Input START
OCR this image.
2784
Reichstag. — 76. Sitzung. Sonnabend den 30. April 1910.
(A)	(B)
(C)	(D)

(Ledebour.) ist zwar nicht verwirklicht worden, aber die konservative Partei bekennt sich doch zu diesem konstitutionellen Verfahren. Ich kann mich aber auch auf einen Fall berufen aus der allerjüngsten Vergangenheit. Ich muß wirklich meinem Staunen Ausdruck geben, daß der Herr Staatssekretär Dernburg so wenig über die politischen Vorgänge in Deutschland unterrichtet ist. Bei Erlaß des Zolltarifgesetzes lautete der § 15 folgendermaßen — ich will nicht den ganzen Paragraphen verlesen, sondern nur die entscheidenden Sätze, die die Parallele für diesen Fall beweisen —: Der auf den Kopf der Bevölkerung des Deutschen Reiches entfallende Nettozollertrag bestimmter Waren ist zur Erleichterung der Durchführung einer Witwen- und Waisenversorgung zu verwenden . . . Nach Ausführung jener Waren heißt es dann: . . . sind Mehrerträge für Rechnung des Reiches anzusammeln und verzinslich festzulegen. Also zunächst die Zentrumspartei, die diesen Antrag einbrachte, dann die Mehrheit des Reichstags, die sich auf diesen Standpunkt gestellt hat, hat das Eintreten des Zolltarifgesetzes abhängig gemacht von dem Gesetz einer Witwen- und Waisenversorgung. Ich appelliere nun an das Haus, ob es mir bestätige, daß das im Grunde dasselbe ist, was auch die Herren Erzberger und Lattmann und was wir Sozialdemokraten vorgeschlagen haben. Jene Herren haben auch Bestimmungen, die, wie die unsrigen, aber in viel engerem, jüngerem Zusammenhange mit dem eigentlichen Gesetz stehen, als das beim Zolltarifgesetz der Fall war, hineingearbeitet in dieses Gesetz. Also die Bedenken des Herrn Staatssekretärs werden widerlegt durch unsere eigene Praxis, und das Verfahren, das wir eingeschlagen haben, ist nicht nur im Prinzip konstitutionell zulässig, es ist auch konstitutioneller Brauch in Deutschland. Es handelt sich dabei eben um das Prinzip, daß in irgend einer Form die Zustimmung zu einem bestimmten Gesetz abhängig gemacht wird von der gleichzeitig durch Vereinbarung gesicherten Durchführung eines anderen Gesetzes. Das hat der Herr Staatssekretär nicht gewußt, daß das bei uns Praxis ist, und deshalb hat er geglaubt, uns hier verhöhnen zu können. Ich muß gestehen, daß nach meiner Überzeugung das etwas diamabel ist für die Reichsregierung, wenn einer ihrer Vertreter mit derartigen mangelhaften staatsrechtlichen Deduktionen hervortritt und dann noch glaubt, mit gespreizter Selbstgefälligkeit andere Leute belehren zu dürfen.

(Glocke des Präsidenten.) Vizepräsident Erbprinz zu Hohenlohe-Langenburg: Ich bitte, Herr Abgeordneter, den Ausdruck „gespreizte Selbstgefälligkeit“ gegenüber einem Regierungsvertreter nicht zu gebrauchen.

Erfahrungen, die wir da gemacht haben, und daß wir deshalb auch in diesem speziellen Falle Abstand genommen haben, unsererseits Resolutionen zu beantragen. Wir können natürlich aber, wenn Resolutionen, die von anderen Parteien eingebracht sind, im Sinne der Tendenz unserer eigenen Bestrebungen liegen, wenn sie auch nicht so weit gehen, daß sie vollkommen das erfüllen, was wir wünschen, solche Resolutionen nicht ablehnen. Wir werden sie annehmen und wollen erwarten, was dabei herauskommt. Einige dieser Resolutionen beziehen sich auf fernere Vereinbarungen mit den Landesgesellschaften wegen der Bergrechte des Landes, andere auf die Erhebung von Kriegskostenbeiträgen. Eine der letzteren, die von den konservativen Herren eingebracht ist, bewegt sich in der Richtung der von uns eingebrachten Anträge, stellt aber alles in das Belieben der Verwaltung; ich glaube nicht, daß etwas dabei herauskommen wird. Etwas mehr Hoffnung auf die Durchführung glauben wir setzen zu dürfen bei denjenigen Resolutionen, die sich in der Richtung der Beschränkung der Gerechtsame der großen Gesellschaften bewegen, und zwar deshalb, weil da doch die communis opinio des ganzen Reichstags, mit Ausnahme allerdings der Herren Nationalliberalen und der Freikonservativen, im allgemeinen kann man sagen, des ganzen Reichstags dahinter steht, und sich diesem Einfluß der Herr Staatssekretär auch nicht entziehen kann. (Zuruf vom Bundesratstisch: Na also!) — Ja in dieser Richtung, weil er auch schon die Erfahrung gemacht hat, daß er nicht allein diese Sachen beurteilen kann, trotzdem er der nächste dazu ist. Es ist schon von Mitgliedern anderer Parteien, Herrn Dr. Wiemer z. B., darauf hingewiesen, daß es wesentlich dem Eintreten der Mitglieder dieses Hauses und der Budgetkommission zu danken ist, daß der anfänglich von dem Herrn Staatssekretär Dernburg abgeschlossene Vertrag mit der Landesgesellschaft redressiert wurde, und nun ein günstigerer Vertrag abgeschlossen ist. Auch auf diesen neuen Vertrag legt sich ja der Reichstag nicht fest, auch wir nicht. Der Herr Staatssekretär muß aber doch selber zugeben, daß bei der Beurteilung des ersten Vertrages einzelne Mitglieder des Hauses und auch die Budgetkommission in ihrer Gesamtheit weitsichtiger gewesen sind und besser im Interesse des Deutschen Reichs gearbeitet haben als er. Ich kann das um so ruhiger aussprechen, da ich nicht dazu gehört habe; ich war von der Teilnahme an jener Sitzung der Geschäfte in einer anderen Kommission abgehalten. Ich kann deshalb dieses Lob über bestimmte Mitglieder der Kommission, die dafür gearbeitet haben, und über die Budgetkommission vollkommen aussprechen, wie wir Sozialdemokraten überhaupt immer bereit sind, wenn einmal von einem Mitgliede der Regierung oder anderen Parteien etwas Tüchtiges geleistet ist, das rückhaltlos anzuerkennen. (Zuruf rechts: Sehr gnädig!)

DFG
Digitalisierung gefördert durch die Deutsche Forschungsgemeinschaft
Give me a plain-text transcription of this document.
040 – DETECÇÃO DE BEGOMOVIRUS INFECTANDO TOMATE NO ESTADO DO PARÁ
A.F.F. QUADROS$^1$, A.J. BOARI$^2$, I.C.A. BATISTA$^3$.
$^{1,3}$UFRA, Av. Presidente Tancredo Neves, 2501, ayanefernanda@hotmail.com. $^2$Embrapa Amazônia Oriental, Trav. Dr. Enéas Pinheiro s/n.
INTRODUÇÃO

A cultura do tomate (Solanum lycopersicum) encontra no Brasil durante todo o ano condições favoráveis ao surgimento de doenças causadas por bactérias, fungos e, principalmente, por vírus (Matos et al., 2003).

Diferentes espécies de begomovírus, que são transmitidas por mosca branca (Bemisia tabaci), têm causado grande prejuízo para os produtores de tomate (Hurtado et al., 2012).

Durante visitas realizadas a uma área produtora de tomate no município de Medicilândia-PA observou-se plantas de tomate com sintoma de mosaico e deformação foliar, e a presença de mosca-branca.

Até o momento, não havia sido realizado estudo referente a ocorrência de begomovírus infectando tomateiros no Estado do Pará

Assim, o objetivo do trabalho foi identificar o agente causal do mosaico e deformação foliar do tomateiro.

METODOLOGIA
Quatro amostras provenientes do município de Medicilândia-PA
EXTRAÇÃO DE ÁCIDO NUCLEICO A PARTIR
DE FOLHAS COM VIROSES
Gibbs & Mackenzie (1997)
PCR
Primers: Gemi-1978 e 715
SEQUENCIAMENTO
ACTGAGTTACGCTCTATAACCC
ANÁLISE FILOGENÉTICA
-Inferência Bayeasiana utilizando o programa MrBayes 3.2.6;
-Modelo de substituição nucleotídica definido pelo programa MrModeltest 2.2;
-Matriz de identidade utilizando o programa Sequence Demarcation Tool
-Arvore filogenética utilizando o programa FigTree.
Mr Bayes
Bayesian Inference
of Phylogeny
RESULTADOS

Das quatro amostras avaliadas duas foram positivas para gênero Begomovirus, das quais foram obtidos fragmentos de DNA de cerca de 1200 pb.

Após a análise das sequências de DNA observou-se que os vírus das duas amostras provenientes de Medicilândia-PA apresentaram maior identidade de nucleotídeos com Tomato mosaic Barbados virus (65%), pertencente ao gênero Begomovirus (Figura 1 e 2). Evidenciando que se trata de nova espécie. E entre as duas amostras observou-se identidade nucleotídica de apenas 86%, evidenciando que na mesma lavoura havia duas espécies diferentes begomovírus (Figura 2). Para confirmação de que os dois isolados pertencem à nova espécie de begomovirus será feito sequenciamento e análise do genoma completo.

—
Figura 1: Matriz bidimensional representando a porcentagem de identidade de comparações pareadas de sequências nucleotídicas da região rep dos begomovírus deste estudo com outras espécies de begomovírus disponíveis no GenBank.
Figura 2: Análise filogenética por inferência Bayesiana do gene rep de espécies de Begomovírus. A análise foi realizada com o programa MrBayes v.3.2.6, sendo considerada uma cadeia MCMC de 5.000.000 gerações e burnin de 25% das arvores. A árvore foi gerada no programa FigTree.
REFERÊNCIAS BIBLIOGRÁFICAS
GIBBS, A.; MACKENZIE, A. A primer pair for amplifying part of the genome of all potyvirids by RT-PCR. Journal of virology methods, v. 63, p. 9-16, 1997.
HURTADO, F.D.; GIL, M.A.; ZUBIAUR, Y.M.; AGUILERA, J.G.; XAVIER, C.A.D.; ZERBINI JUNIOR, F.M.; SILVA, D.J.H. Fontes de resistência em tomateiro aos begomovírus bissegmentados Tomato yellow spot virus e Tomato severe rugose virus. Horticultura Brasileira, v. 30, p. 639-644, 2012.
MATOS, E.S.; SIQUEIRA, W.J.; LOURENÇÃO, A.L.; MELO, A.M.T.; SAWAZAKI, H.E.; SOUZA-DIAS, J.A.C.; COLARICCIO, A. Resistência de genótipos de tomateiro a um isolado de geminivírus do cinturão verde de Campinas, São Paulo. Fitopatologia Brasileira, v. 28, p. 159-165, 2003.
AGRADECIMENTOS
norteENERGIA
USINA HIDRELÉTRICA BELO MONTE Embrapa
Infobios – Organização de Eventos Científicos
Input END
__Task requirements__
Of all the lines in the data, count those that contain "foliar" and give that figure with nothing else.

__Response to this task__
2